---------- Supplied text ----------

Saturday, October 30, 2010

The ten most important ways of manipulating the public, as catalogued by Noam Chomsky


This post started out with my restatement of Noam Chomsky's list. I noticed that it drew a lot of hits, so I have been supplementing it with videos.

In the tradition of annotated bibliographies, I have written brief notes before all these videos to give you an idea of their contents. This, I hope, will help you decide whether they are worth taking the time to watch. You will note that these YouTube videos can lead to other videos. I invite you to explore them.

I intend to keep on appending new videos to this post as I discover really good ones that are reasonably well structured and clearly express some solid information, so you may want to come back to it from time to time to see what I have added to it.


Introduction to Chomsky's ten points:

Noam Chomsky, a fearless critic of the wealthy elite that governs the United States, has compiled a list of the ten most common strategies for using the media to manipulate the people of America.

In the past our communications media have created or destroyed social movements, justified wars, tempered financial crises, and encouraged or destroyed some other ideological currents.

Chomsky has compiled a list of the ten most important tools for manipulating our media. Basically, they encourage stupidity, promote a sense of guilt, create distractions, or construct artificial problems and then magically solve them. Their principal goal is to determine what are legitimate topics and what are illegitimate ones in our public conversations about political policy.

Here are the ten most important techniques:


(1) The strategy of distraction:

The primary element of social control is the strategy of distraction diverting public attention from important issues and changes controlled by our political and economic elites using the techniques of overwhelming the public with continuous distractions and insignificant information.

Distraction strategy is also essential to kill off public interest in the essential knowledge of science, economics, psychology, neurobiology, and cybernetics.

---------- Study material ----------

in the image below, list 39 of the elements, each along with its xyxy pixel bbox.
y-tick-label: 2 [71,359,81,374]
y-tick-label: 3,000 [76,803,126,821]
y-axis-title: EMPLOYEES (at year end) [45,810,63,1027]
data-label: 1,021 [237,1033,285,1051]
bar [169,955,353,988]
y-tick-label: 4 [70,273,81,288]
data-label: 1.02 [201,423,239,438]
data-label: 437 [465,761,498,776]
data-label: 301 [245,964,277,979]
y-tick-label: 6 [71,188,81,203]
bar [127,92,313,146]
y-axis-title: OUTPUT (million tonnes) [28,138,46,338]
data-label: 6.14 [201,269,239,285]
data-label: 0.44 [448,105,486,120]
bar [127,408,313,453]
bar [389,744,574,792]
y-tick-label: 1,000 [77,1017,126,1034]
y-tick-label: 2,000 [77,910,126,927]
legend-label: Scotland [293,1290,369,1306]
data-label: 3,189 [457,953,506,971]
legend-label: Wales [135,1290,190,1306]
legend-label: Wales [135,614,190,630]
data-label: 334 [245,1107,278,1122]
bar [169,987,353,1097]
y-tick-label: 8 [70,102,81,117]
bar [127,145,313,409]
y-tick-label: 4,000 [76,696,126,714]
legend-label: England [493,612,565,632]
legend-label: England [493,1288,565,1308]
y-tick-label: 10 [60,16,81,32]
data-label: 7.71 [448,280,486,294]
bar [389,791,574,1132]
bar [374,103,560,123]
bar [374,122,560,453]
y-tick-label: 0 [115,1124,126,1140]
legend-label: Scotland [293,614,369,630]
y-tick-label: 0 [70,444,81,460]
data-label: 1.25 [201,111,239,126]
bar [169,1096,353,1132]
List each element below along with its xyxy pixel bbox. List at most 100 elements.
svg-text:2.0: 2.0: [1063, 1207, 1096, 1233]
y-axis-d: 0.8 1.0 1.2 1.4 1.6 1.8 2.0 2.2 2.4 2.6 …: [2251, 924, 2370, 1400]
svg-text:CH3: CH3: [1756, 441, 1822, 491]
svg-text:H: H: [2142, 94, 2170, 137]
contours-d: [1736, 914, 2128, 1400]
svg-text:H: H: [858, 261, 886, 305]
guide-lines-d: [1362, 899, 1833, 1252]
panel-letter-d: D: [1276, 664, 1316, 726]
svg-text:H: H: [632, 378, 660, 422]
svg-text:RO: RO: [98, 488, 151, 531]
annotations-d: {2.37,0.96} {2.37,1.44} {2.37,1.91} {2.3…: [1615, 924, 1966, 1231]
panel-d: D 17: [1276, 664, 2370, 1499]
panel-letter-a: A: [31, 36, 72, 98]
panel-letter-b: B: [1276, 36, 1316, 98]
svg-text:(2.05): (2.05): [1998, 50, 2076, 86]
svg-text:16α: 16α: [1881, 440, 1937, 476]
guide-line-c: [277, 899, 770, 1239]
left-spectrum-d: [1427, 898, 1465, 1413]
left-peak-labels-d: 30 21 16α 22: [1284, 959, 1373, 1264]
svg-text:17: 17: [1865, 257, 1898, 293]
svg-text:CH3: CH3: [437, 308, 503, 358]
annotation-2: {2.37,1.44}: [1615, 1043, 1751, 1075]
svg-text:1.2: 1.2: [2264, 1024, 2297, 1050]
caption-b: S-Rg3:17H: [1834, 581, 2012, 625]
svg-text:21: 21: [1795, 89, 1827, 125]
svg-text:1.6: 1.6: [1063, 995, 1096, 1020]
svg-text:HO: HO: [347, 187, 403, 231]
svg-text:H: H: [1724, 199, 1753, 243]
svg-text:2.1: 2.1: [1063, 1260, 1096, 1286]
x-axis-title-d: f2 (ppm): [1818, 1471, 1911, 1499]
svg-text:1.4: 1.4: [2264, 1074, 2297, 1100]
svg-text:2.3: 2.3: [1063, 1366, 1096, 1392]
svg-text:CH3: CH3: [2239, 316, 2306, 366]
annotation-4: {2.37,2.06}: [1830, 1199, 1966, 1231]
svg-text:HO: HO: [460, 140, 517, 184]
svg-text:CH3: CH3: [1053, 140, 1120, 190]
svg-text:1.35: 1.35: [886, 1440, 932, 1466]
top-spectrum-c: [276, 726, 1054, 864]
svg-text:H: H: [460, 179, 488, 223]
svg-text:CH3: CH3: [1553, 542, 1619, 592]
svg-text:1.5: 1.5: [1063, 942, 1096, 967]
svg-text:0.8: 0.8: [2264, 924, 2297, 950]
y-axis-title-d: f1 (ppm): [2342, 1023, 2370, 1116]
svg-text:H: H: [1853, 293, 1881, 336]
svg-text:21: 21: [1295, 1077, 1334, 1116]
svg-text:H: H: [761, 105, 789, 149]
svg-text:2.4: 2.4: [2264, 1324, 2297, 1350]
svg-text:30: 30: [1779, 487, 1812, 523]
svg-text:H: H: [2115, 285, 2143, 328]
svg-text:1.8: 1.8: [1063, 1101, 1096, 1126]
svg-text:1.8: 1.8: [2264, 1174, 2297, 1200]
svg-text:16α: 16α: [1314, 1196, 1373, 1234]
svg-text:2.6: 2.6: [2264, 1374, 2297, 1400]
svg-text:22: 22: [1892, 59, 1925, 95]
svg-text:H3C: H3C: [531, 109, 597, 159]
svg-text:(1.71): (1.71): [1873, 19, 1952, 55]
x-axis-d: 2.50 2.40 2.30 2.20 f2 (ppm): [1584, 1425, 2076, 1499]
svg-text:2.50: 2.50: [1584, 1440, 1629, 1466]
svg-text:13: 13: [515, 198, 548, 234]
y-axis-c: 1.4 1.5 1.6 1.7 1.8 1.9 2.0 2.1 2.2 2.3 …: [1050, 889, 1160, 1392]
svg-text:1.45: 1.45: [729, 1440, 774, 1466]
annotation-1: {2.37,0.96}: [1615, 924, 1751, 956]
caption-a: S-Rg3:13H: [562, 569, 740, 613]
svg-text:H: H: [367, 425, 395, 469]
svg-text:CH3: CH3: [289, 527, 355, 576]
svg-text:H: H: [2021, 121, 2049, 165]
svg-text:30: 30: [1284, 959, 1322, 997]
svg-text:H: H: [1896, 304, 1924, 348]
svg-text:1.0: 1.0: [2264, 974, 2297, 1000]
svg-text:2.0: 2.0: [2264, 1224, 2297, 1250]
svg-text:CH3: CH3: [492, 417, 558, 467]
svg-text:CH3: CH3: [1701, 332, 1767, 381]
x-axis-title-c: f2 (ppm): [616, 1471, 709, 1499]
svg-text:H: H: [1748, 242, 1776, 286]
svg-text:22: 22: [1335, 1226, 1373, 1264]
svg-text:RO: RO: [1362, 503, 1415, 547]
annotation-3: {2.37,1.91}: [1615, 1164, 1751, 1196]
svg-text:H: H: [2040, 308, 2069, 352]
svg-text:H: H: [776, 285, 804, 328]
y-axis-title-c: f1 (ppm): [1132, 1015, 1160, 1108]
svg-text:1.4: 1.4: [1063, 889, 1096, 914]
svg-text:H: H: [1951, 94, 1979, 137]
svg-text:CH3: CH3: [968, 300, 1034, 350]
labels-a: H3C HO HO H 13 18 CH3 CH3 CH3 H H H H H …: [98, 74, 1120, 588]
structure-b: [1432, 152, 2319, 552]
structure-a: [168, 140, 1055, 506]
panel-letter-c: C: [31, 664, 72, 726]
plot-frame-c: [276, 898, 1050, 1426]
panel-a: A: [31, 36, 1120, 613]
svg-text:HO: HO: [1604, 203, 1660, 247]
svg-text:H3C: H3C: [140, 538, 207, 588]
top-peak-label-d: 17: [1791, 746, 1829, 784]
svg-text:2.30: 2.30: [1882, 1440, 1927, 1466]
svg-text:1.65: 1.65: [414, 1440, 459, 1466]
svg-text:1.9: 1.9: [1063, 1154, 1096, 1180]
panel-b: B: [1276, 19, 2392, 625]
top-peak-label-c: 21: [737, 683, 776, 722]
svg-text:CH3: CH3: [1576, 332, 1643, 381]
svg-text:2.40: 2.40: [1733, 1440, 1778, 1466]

----------

■ Exercise aim ■
In the post about Chomsky's list of media manipulation strategies, what is called the primary element of social control?

■ Solution to this task ■
The strategy of distraction.